What the task requires: Collect all the lines that mention the word "false".

Recorded data:
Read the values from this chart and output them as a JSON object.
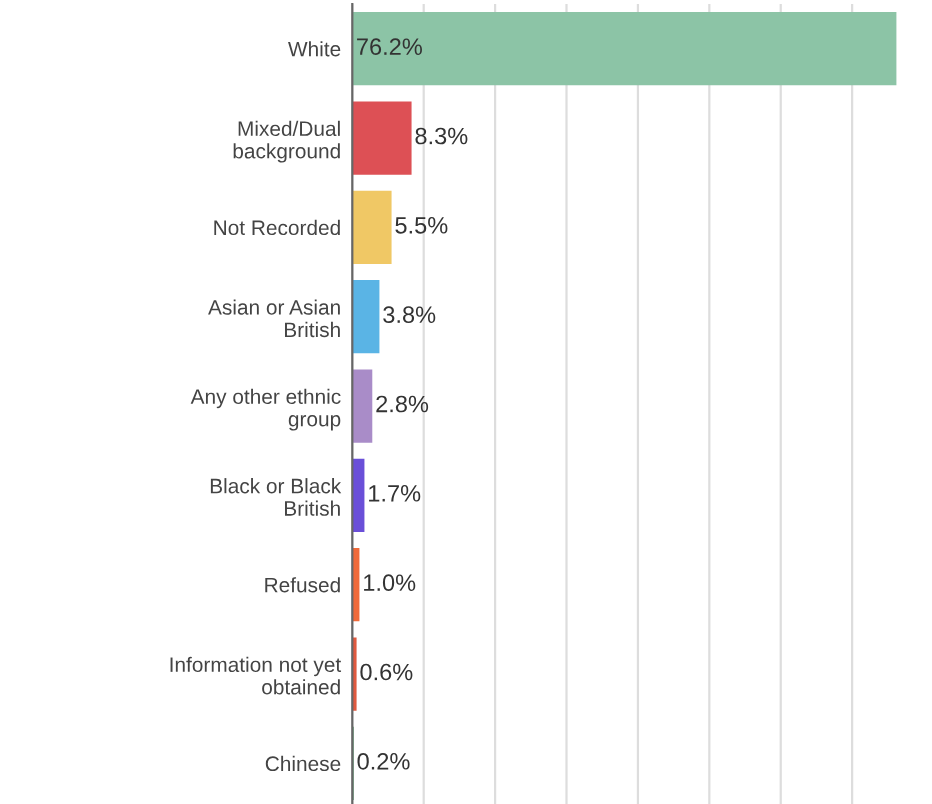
{
  "chart_data": {
    "type": "bar",
    "orientation": "horizontal",
    "categories": [
      "White",
      "Mixed/Dual\nbackground",
      "Not Recorded",
      "Asian or Asian\nBritish",
      "Any other ethnic\ngroup",
      "Black or Black\nBritish",
      "Refused",
      "Information not yet\nobtained",
      "Chinese"
    ],
    "values": [
      76.2,
      8.3,
      5.5,
      3.8,
      2.8,
      1.7,
      1.0,
      0.6,
      0.2
    ],
    "colors": [
      "#8cc4a6",
      "#dd5055",
      "#f0c865",
      "#5ab4e5",
      "#a98cc8",
      "#6a4fd8",
      "#f06a3a",
      "#e05a40",
      "#5a9a70"
    ],
    "value_labels": [
      "76.2%",
      "8.3%",
      "5.5%",
      "3.8%",
      "2.8%",
      "1.7%",
      "1.0%",
      "0.6%",
      "0.2%"
    ],
    "xticks": [
      {
        "value": 0,
        "label": null
      },
      {
        "value": 10,
        "label": null
      },
      {
        "value": 20,
        "label": null
      },
      {
        "value": 30,
        "label": null
      },
      {
        "value": 40,
        "label": null
      },
      {
        "value": 50,
        "label": null
      },
      {
        "value": 60,
        "label": null
      },
      {
        "value": 70,
        "label": null
      }
    ],
    "tick_labels": "y",
    "grid": "x",
    "legend": false
  }
}
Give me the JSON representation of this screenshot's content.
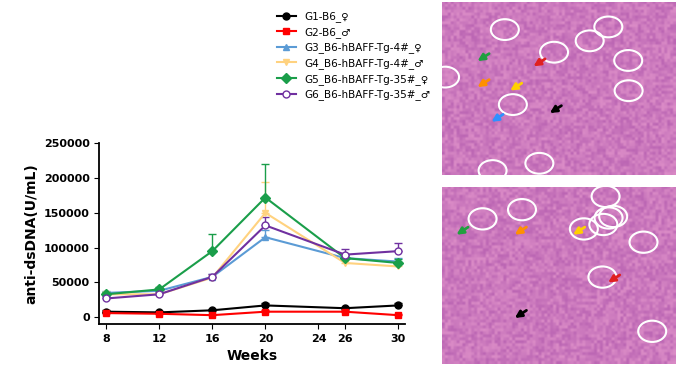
{
  "chart_data": {
    "type": "line",
    "x_label": "Weeks",
    "y_label": "anti-dsDNA(U/mL)",
    "x": [
      8,
      12,
      16,
      20,
      26,
      30
    ],
    "xlim": [
      7.5,
      30.5
    ],
    "xticks": [
      8,
      12,
      16,
      20,
      24,
      26,
      30
    ],
    "ylim": [
      -10000,
      250000
    ],
    "yticks": [
      0,
      50000,
      100000,
      150000,
      200000,
      250000
    ],
    "grid": false,
    "legend": "upper left",
    "series": [
      {
        "name": "G1-B6_♀",
        "color": "#000000",
        "marker": "circle",
        "values": [
          8000,
          7000,
          10000,
          17000,
          13000,
          17000
        ],
        "errors": [
          2000,
          2000,
          2000,
          3000,
          2000,
          3000
        ]
      },
      {
        "name": "G2-B6_♂",
        "color": "#ff0000",
        "marker": "square",
        "values": [
          6000,
          5000,
          3000,
          8000,
          8000,
          3000
        ],
        "errors": [
          2000,
          2000,
          1000,
          2000,
          2000,
          1000
        ]
      },
      {
        "name": "G3_B6-hBAFF-Tg-4#_♀",
        "color": "#5b9bd5",
        "marker": "triangle_up",
        "values": [
          35000,
          38000,
          58000,
          115000,
          85000,
          80000
        ],
        "errors": [
          3000,
          3000,
          4000,
          10000,
          5000,
          5000
        ]
      },
      {
        "name": "G4_B6-hBAFF-Tg-4#_♂",
        "color": "#ffd27f",
        "marker": "triangle_down",
        "values": [
          33000,
          33000,
          57000,
          150000,
          78000,
          73000
        ],
        "errors": [
          3000,
          3000,
          4000,
          45000,
          5000,
          5000
        ]
      },
      {
        "name": "G5_B6-hBAFF-Tg-35#_♀",
        "color": "#1a9e4a",
        "marker": "diamond",
        "values": [
          33000,
          40000,
          95000,
          172000,
          85000,
          78000
        ],
        "errors": [
          3000,
          3000,
          25000,
          48000,
          5000,
          5000
        ]
      },
      {
        "name": "G6_B6-hBAFF-Tg-35#_♂",
        "color": "#7030a0",
        "marker": "open_circle",
        "values": [
          27000,
          33000,
          58000,
          132000,
          90000,
          95000
        ],
        "errors": [
          3000,
          3000,
          4000,
          12000,
          8000,
          12000
        ]
      }
    ]
  }
}
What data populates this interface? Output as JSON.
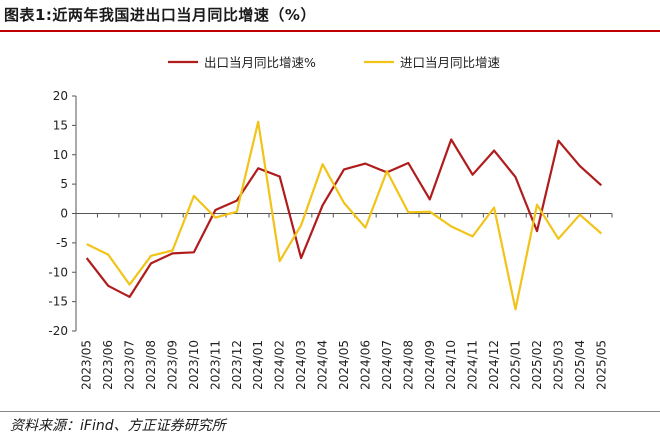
{
  "title": "图表1:近两年我国进出口当月同比增速（%）",
  "source": "资料来源：iFind、方正证券研究所",
  "chart_data": {
    "type": "line",
    "categories": [
      "2023/05",
      "2023/06",
      "2023/07",
      "2023/08",
      "2023/09",
      "2023/10",
      "2023/11",
      "2023/12",
      "2024/01",
      "2024/02",
      "2024/03",
      "2024/04",
      "2024/05",
      "2024/06",
      "2024/07",
      "2024/08",
      "2024/09",
      "2024/10",
      "2024/11",
      "2024/12",
      "2025/01",
      "2025/02",
      "2025/03",
      "2025/04",
      "2025/05"
    ],
    "series": [
      {
        "name": "出口当月同比增速%",
        "color": "#b01c1c",
        "values": [
          -7.6,
          -12.3,
          -14.2,
          -8.5,
          -6.8,
          -6.6,
          0.6,
          2.2,
          7.7,
          6.3,
          -7.6,
          1.4,
          7.5,
          8.5,
          7.0,
          8.6,
          2.4,
          12.6,
          6.6,
          10.7,
          6.2,
          -3.0,
          12.4,
          8.1,
          4.8
        ]
      },
      {
        "name": "进口当月同比增速",
        "color": "#f2c318",
        "values": [
          -5.2,
          -7.0,
          -12.1,
          -7.2,
          -6.3,
          3.0,
          -0.7,
          0.3,
          15.6,
          -8.1,
          -2.0,
          8.4,
          1.8,
          -2.4,
          7.2,
          0.2,
          0.3,
          -2.2,
          -3.9,
          1.0,
          -16.3,
          1.5,
          -4.3,
          -0.2,
          -3.4
        ]
      }
    ],
    "ylim": [
      -20,
      20
    ],
    "yticks": [
      20,
      15,
      10,
      5,
      0,
      -5,
      -10,
      -15,
      -20
    ],
    "xlabel": "",
    "ylabel": "",
    "legend": "top-center",
    "grid": false
  }
}
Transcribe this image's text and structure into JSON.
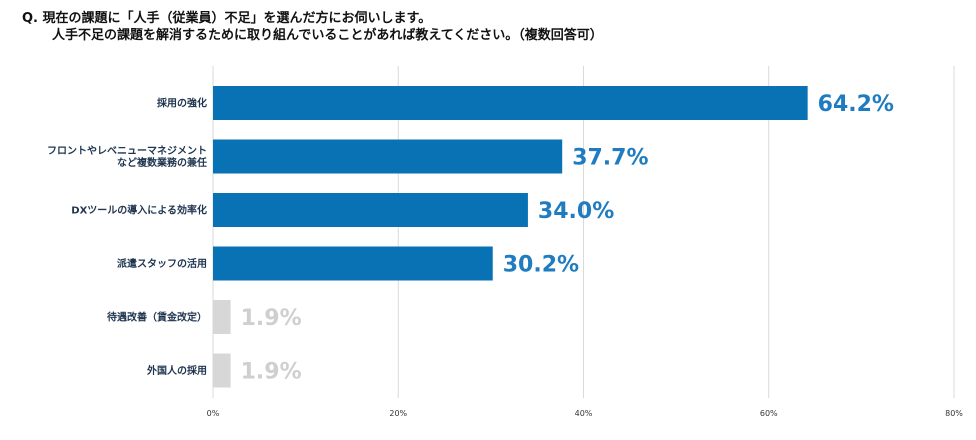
{
  "question": {
    "prefix": "Q.",
    "line1": "現在の課題に「人手（従業員）不足」を選んだ方にお伺いします。",
    "line2": "人手不足の課題を解消するために取り組んでいることがあれば教えてください。（複数回答可）"
  },
  "colors": {
    "primary_bar": "#0872b4",
    "muted_bar": "#d7d7d7",
    "primary_text": "#1f7cc0",
    "muted_text": "#cfcfcf",
    "grid": "#d9d9d9"
  },
  "chart_data": {
    "type": "bar",
    "orientation": "horizontal",
    "categories": [
      [
        "採用の強化"
      ],
      [
        "フロントやレベニューマネジメント",
        "など複数業務の兼任"
      ],
      [
        "DXツールの導入による効率化"
      ],
      [
        "派遣スタッフの活用"
      ],
      [
        "待遇改善（賃金改定）"
      ],
      [
        "外国人の採用"
      ]
    ],
    "values": [
      64.2,
      37.7,
      34.0,
      30.2,
      1.9,
      1.9
    ],
    "value_labels": [
      "64.2%",
      "37.7%",
      "34.0%",
      "30.2%",
      "1.9%",
      "1.9%"
    ],
    "highlight": [
      true,
      true,
      true,
      true,
      false,
      false
    ],
    "xlim": [
      0,
      80
    ],
    "xticks": [
      0,
      20,
      40,
      60,
      80
    ],
    "xtick_labels": [
      "0%",
      "20%",
      "40%",
      "60%",
      "80%"
    ],
    "grid": true
  }
}
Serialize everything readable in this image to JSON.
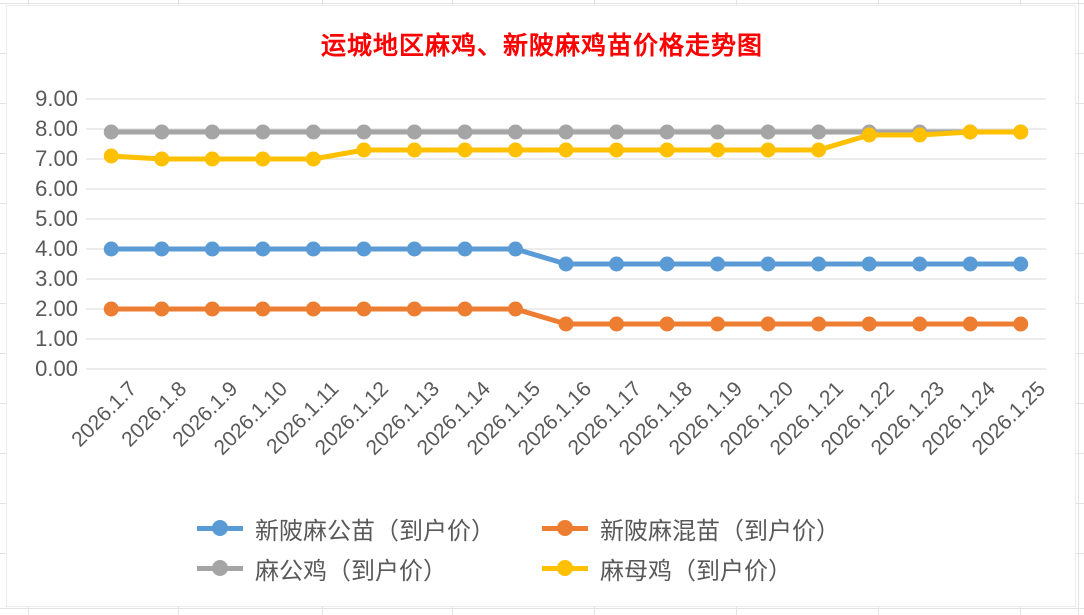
{
  "chart_data": {
    "type": "line",
    "title": "运城地区麻鸡、新陂麻鸡苗价格走势图",
    "title_color": "#ff0000",
    "xlabel": "",
    "ylabel": "",
    "ylim": [
      0,
      9
    ],
    "y_tick_step": 1,
    "y_tick_labels": [
      "0.00",
      "1.00",
      "2.00",
      "3.00",
      "4.00",
      "5.00",
      "6.00",
      "7.00",
      "8.00",
      "9.00"
    ],
    "grid": true,
    "legend_position": "bottom",
    "categories": [
      "2026.1.7",
      "2026.1.8",
      "2026.1.9",
      "2026.1.10",
      "2026.1.11",
      "2026.1.12",
      "2026.1.13",
      "2026.1.14",
      "2026.1.15",
      "2026.1.16",
      "2026.1.17",
      "2026.1.18",
      "2026.1.19",
      "2026.1.20",
      "2026.1.21",
      "2026.1.22",
      "2026.1.23",
      "2026.1.24",
      "2026.1.25"
    ],
    "series": [
      {
        "name": "新陂麻公苗（到户价）",
        "color": "#5B9BD5",
        "values": [
          4.0,
          4.0,
          4.0,
          4.0,
          4.0,
          4.0,
          4.0,
          4.0,
          4.0,
          3.5,
          3.5,
          3.5,
          3.5,
          3.5,
          3.5,
          3.5,
          3.5,
          3.5,
          3.5
        ]
      },
      {
        "name": "新陂麻混苗（到户价）",
        "color": "#ED7D31",
        "values": [
          2.0,
          2.0,
          2.0,
          2.0,
          2.0,
          2.0,
          2.0,
          2.0,
          2.0,
          1.5,
          1.5,
          1.5,
          1.5,
          1.5,
          1.5,
          1.5,
          1.5,
          1.5,
          1.5
        ]
      },
      {
        "name": "麻公鸡（到户价）",
        "color": "#A5A5A5",
        "values": [
          7.9,
          7.9,
          7.9,
          7.9,
          7.9,
          7.9,
          7.9,
          7.9,
          7.9,
          7.9,
          7.9,
          7.9,
          7.9,
          7.9,
          7.9,
          7.9,
          7.9,
          7.9,
          7.9
        ]
      },
      {
        "name": "麻母鸡（到户价）",
        "color": "#FFC000",
        "values": [
          7.1,
          7.0,
          7.0,
          7.0,
          7.0,
          7.3,
          7.3,
          7.3,
          7.3,
          7.3,
          7.3,
          7.3,
          7.3,
          7.3,
          7.3,
          7.8,
          7.8,
          7.9,
          7.9
        ]
      }
    ],
    "legend_rows": [
      [
        "新陂麻公苗（到户价）",
        "新陂麻混苗（到户价）"
      ],
      [
        "麻公鸡（到户价）",
        "麻母鸡（到户价）"
      ]
    ],
    "gridline_color": "#d9d9d9",
    "tick_label_color": "#595959"
  }
}
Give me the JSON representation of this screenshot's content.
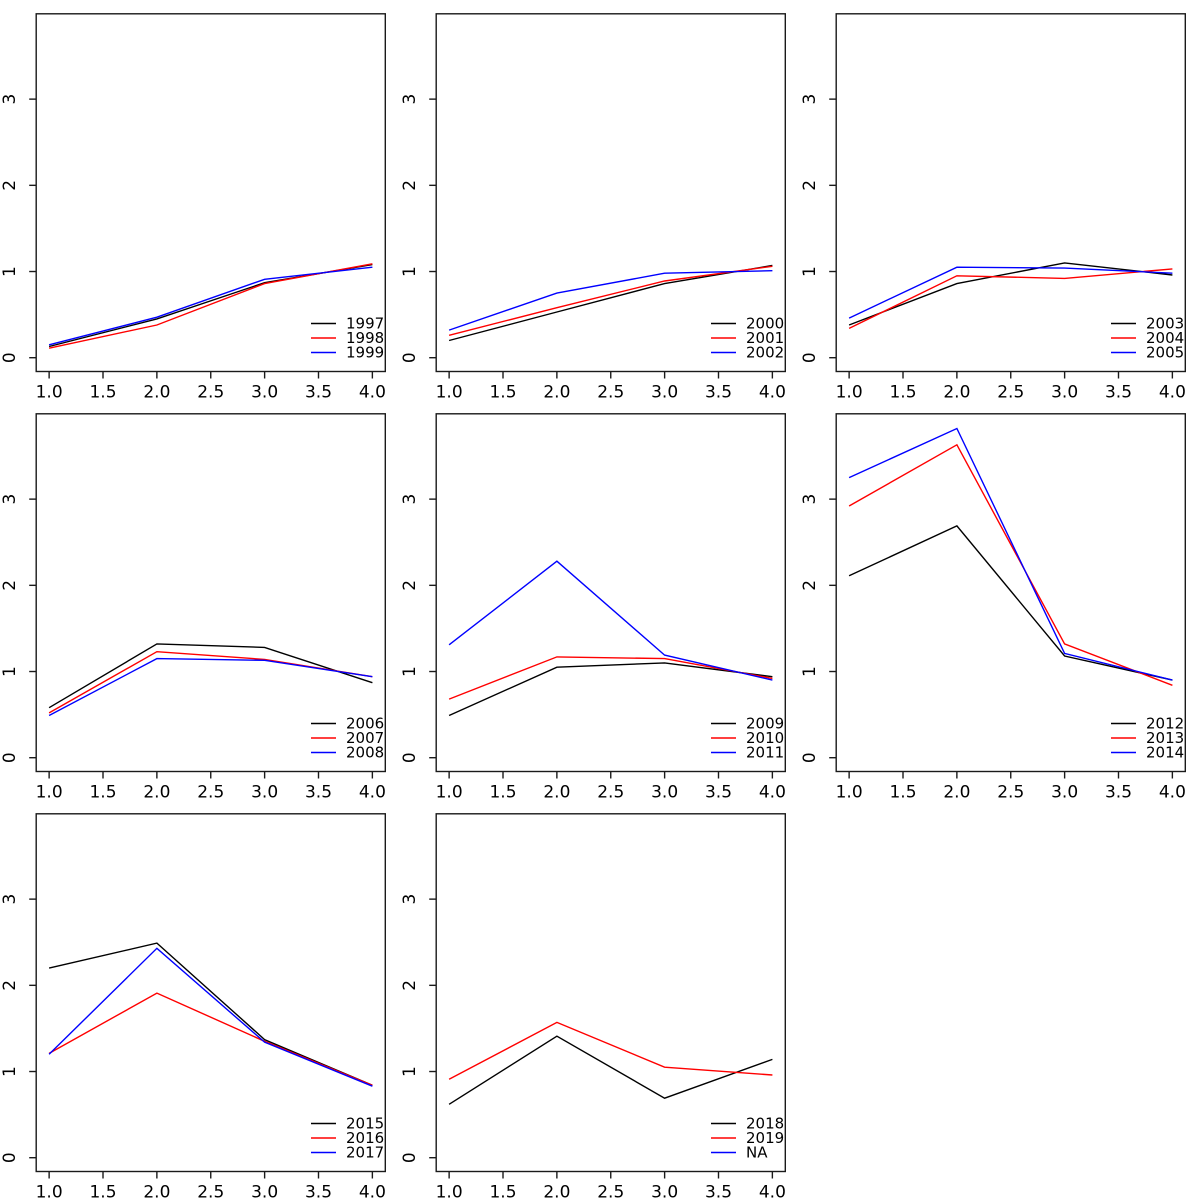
{
  "figure": {
    "background": "#FFFFFF",
    "grid_rows": 3,
    "grid_cols": 3,
    "empty_cell_index": 8
  },
  "style": {
    "axis_color": "#1a1a1a",
    "series_black": "#000000",
    "series_red": "#FF0000",
    "series_blue": "#0000FF"
  },
  "axis": {
    "xlim": [
      0.88,
      4.12
    ],
    "ylim": [
      -0.16,
      3.99
    ],
    "x_tick_values": [
      1.0,
      1.5,
      2.0,
      2.5,
      3.0,
      3.5,
      4.0
    ],
    "x_tick_labels": [
      "1.0",
      "1.5",
      "2.0",
      "2.5",
      "3.0",
      "3.5",
      "4.0"
    ],
    "y_tick_values": [
      0,
      1,
      2,
      3
    ],
    "y_tick_labels": [
      "0",
      "1",
      "2",
      "3"
    ],
    "grid_lines": false,
    "legend_position": "bottomright"
  },
  "chart_data": [
    {
      "type": "line",
      "x": [
        1,
        2,
        3,
        4
      ],
      "series": [
        {
          "name": "1997",
          "color": "#000000",
          "values": [
            0.13,
            0.45,
            0.87,
            1.08
          ]
        },
        {
          "name": "1998",
          "color": "#FF0000",
          "values": [
            0.11,
            0.38,
            0.86,
            1.09
          ]
        },
        {
          "name": "1999",
          "color": "#0000FF",
          "values": [
            0.15,
            0.47,
            0.91,
            1.05
          ]
        }
      ]
    },
    {
      "type": "line",
      "x": [
        1,
        2,
        3,
        4
      ],
      "series": [
        {
          "name": "2000",
          "color": "#000000",
          "values": [
            0.2,
            0.53,
            0.86,
            1.07
          ]
        },
        {
          "name": "2001",
          "color": "#FF0000",
          "values": [
            0.26,
            0.58,
            0.89,
            1.06
          ]
        },
        {
          "name": "2002",
          "color": "#0000FF",
          "values": [
            0.32,
            0.75,
            0.98,
            1.01
          ]
        }
      ]
    },
    {
      "type": "line",
      "x": [
        1,
        2,
        3,
        4
      ],
      "series": [
        {
          "name": "2003",
          "color": "#000000",
          "values": [
            0.38,
            0.86,
            1.1,
            0.96
          ]
        },
        {
          "name": "2004",
          "color": "#FF0000",
          "values": [
            0.34,
            0.95,
            0.92,
            1.03
          ]
        },
        {
          "name": "2005",
          "color": "#0000FF",
          "values": [
            0.46,
            1.05,
            1.04,
            0.98
          ]
        }
      ]
    },
    {
      "type": "line",
      "x": [
        1,
        2,
        3,
        4
      ],
      "series": [
        {
          "name": "2006",
          "color": "#000000",
          "values": [
            0.58,
            1.32,
            1.28,
            0.87
          ]
        },
        {
          "name": "2007",
          "color": "#FF0000",
          "values": [
            0.52,
            1.23,
            1.14,
            0.94
          ]
        },
        {
          "name": "2008",
          "color": "#0000FF",
          "values": [
            0.49,
            1.15,
            1.13,
            0.94
          ]
        }
      ]
    },
    {
      "type": "line",
      "x": [
        1,
        2,
        3,
        4
      ],
      "series": [
        {
          "name": "2009",
          "color": "#000000",
          "values": [
            0.49,
            1.05,
            1.1,
            0.94
          ]
        },
        {
          "name": "2010",
          "color": "#FF0000",
          "values": [
            0.68,
            1.17,
            1.15,
            0.92
          ]
        },
        {
          "name": "2011",
          "color": "#0000FF",
          "values": [
            1.31,
            2.28,
            1.19,
            0.9
          ]
        }
      ]
    },
    {
      "type": "line",
      "x": [
        1,
        2,
        3,
        4
      ],
      "series": [
        {
          "name": "2012",
          "color": "#000000",
          "values": [
            2.11,
            2.69,
            1.18,
            0.9
          ]
        },
        {
          "name": "2013",
          "color": "#FF0000",
          "values": [
            2.92,
            3.63,
            1.32,
            0.84
          ]
        },
        {
          "name": "2014",
          "color": "#0000FF",
          "values": [
            3.25,
            3.82,
            1.21,
            0.9
          ]
        }
      ]
    },
    {
      "type": "line",
      "x": [
        1,
        2,
        3,
        4
      ],
      "series": [
        {
          "name": "2015",
          "color": "#000000",
          "values": [
            2.2,
            2.49,
            1.37,
            0.84
          ]
        },
        {
          "name": "2016",
          "color": "#FF0000",
          "values": [
            1.21,
            1.91,
            1.35,
            0.84
          ]
        },
        {
          "name": "2017",
          "color": "#0000FF",
          "values": [
            1.2,
            2.43,
            1.34,
            0.83
          ]
        }
      ]
    },
    {
      "type": "line",
      "x": [
        1,
        2,
        3,
        4
      ],
      "series": [
        {
          "name": "2018",
          "color": "#000000",
          "values": [
            0.62,
            1.41,
            0.69,
            1.14
          ]
        },
        {
          "name": "2019",
          "color": "#FF0000",
          "values": [
            0.91,
            1.57,
            1.05,
            0.96
          ]
        },
        {
          "name": "NA",
          "color": "#0000FF",
          "values": null
        }
      ]
    }
  ]
}
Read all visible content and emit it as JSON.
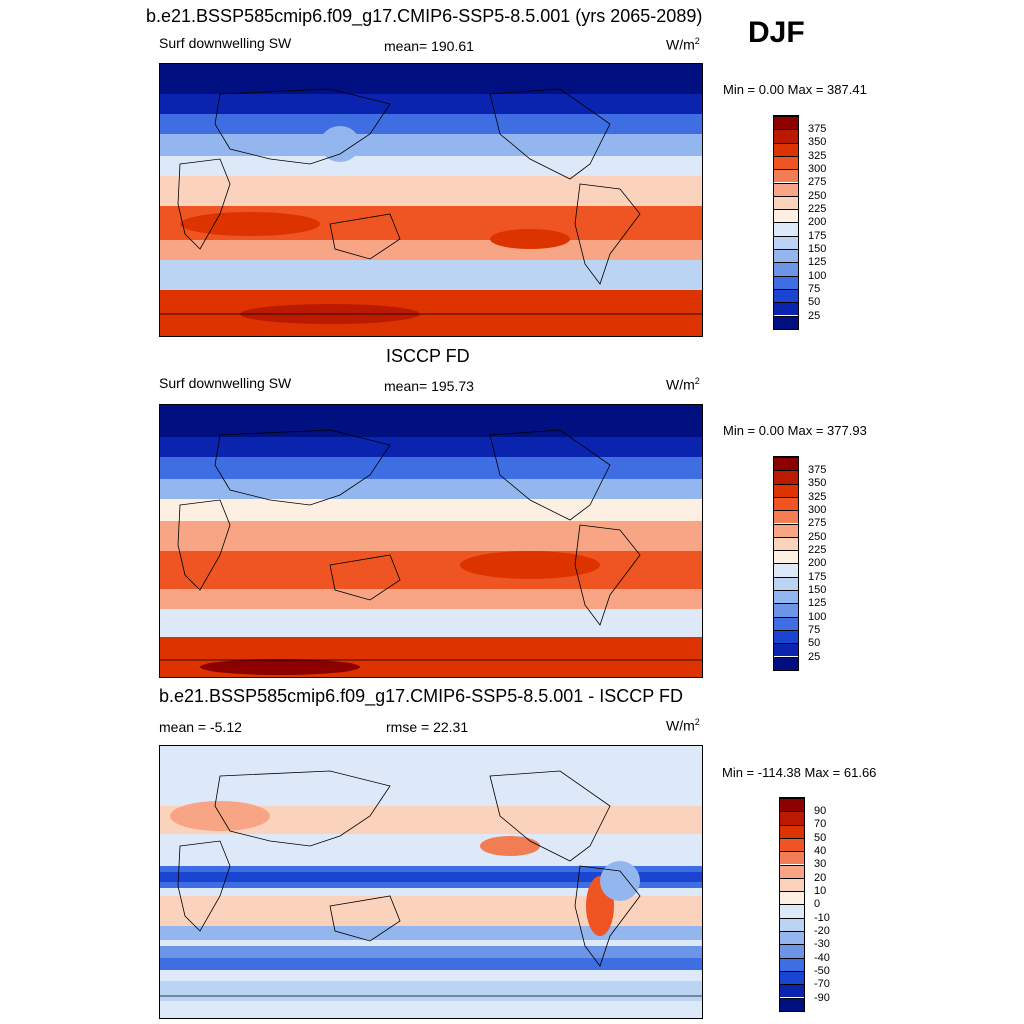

Response to the exercise:
    "legend": false
    "grid": false,
    "grid": false
      false,
      false
    "grid_lines": false,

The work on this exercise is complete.